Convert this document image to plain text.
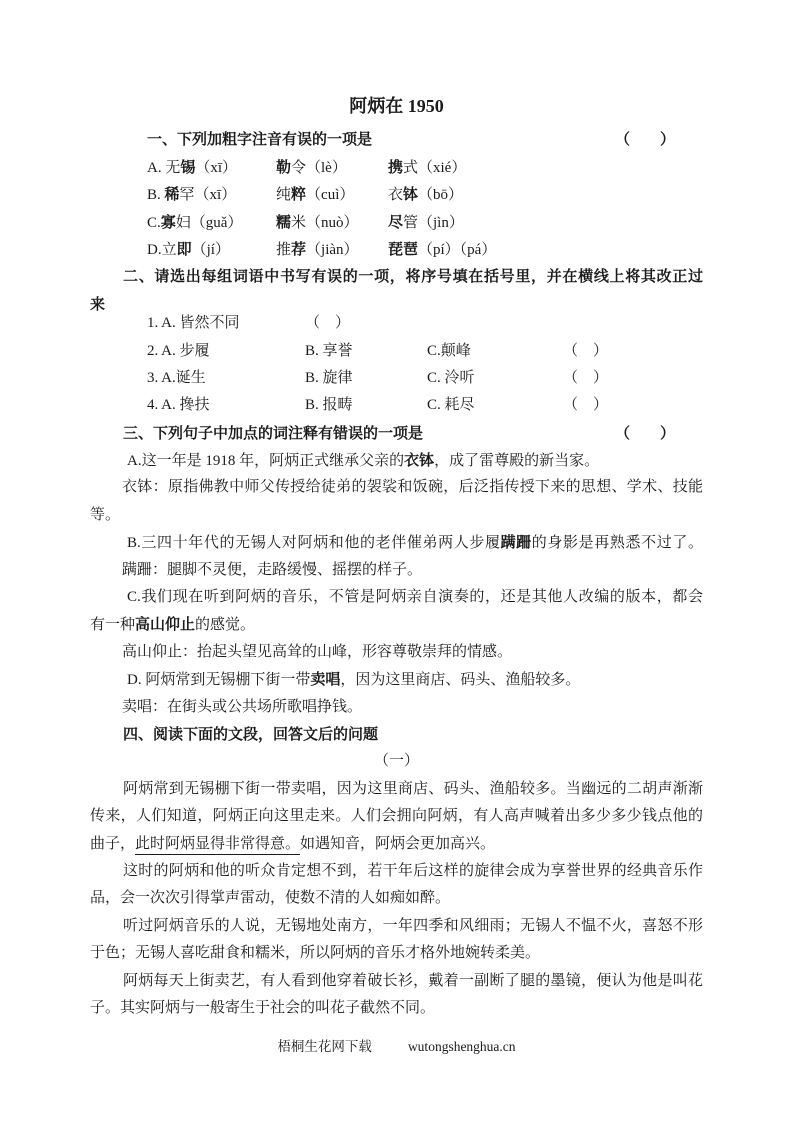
阿炳在 1950
一、下列加粗字注音有误的一项是	（　　）
A. 无锡（xī）	勒令（lè）	携式（xié）
B. 稀罕（xī）	纯粹（cuì）	衣钵（bō）
C.寡妇（guǎ）	糯米（nuò）	尽管（jìn）
D.立即（jí）	推荐（jiàn）	琵琶（pí）（pá）
二、请选出每组词语中书写有误的一项，将序号填在括号里，并在横线上将其改正过
来
1. A. 皆然不同	（　）
2. A. 步履	B. 享誉	C.颠峰	（　）
3. A.诞生	B. 旋律	C. 泠听	（　）
4. A. 搀扶	B. 报畴	C. 耗尽	（　）
三、下列句子中加点的词注释有错误的一项是	（　　）
A.这一年是 1918 年，阿炳正式继承父亲的衣钵，成了雷尊殿的新当家。
衣钵：原指佛教中师父传授给徒弟的袈裟和饭碗，后泛指传授下来的思想、学术、技能
等。
B.三四十年代的无锡人对阿炳和他的老伴催弟两人步履蹒跚的身影是再熟悉不过了。
蹒跚：腿脚不灵便，走路缓慢、摇摆的样子。
C.我们现在听到阿炳的音乐，不管是阿炳亲自演奏的，还是其他人改编的版本，都会
有一种高山仰止的感觉。
高山仰止：抬起头望见高耸的山峰，形容尊敬崇拜的情感。
D. 阿炳常到无锡棚下街一带卖唱，因为这里商店、码头、渔船较多。
卖唱：在街头或公共场所歌唱挣钱。
四、阅读下面的文段，回答文后的问题
（一）
阿炳常到无锡棚下街一带卖唱，因为这里商店、码头、渔船较多。当幽远的二胡声渐渐
传来，人们知道，阿炳正向这里走来。人们会拥向阿炳，有人高声喊着出多少多少钱点他的
曲子，此时阿炳显得非常得意。如遇知音，阿炳会更加高兴。
这时的阿炳和他的听众肯定想不到，若干年后这样的旋律会成为享誉世界的经典音乐作
品，会一次次引得掌声雷动，使数不清的人如痴如醉。
听过阿炳音乐的人说，无锡地处南方，一年四季和风细雨；无锡人不愠不火，喜怒不形
于色；无锡人喜吃甜食和糯米，所以阿炳的音乐才格外地婉转柔美。
阿炳每天上街卖艺，有人看到他穿着破长衫，戴着一副断了腿的墨镜，便认为他是叫花
子。其实阿炳与一般寄生于社会的叫花子截然不同。
梧桐生花网下载	wutongshenghua.cn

================================

(Goal):
Each line of the data is to be duplicated exactly; pictures stay out of the copy.

(Final result):
Convert this document image to plain text.
阿炳在 1950
一、下列加粗字注音有误的一项是	（　　）
A. 无锡（xī）	勒令（lè）	携式（xié）
B. 稀罕（xī）	纯粹（cuì）	衣钵（bō）
C.寡妇（guǎ）	糯米（nuò）	尽管（jìn）
D.立即（jí）	推荐（jiàn）	琵琶（pí）（pá）
二、请选出每组词语中书写有误的一项，将序号填在括号里，并在横线上将其改正过
来
1. A. 皆然不同	（　）
2. A. 步履	B. 享誉	C.颠峰	（　）
3. A.诞生	B. 旋律	C. 泠听	（　）
4. A. 搀扶	B. 报畴	C. 耗尽	（　）
三、下列句子中加点的词注释有错误的一项是	（　　）
A.这一年是 1918 年，阿炳正式继承父亲的衣钵，成了雷尊殿的新当家。
衣钵：原指佛教中师父传授给徒弟的袈裟和饭碗，后泛指传授下来的思想、学术、技能
等。
B.三四十年代的无锡人对阿炳和他的老伴催弟两人步履蹒跚的身影是再熟悉不过了。
蹒跚：腿脚不灵便，走路缓慢、摇摆的样子。
C.我们现在听到阿炳的音乐，不管是阿炳亲自演奏的，还是其他人改编的版本，都会
有一种高山仰止的感觉。
高山仰止：抬起头望见高耸的山峰，形容尊敬崇拜的情感。
D. 阿炳常到无锡棚下街一带卖唱，因为这里商店、码头、渔船较多。
卖唱：在街头或公共场所歌唱挣钱。
四、阅读下面的文段，回答文后的问题
（一）
阿炳常到无锡棚下街一带卖唱，因为这里商店、码头、渔船较多。当幽远的二胡声渐渐
传来，人们知道，阿炳正向这里走来。人们会拥向阿炳，有人高声喊着出多少多少钱点他的
曲子，此时阿炳显得非常得意。如遇知音，阿炳会更加高兴。
这时的阿炳和他的听众肯定想不到，若干年后这样的旋律会成为享誉世界的经典音乐作
品，会一次次引得掌声雷动，使数不清的人如痴如醉。
听过阿炳音乐的人说，无锡地处南方，一年四季和风细雨；无锡人不愠不火，喜怒不形
于色；无锡人喜吃甜食和糯米，所以阿炳的音乐才格外地婉转柔美。
阿炳每天上街卖艺，有人看到他穿着破长衫，戴着一副断了腿的墨镜，便认为他是叫花
子。其实阿炳与一般寄生于社会的叫花子截然不同。
梧桐生花网下载	wutongshenghua.cn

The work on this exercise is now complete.